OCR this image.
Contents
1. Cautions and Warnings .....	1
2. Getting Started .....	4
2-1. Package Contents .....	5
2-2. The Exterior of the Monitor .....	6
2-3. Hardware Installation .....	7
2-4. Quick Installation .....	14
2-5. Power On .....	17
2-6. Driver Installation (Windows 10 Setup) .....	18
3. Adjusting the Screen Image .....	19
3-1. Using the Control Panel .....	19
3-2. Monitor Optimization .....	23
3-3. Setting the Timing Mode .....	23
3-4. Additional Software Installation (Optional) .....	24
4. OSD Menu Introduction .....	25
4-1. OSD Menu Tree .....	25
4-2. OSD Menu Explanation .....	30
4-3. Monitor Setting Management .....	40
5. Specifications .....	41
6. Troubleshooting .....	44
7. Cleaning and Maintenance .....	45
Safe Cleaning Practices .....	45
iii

### OBJECTIVE
Pull out each record as written and restate it exactly.

### REPLY TO THE TASK
OCR this image.
Contents
1. Cautions and Warnings .....	1
2. Getting Started .....	4
2-1. Package Contents .....	5
2-2. The Exterior of the Monitor .....	6
2-3. Hardware Installation .....	7
2-4. Quick Installation .....	14
2-5. Power On .....	17
2-6. Driver Installation (Windows 10 Setup) .....	18
3. Adjusting the Screen Image .....	19
3-1. Using the Control Panel .....	19
3-2. Monitor Optimization .....	23
3-3. Setting the Timing Mode .....	23
3-4. Additional Software Installation (Optional) .....	24
4. OSD Menu Introduction .....	25
4-1. OSD Menu Tree .....	25
4-2. OSD Menu Explanation .....	30
4-3. Monitor Setting Management .....	40
5. Specifications .....	41
6. Troubleshooting .....	44
7. Cleaning and Maintenance .....	45
Safe Cleaning Practices .....	45
iii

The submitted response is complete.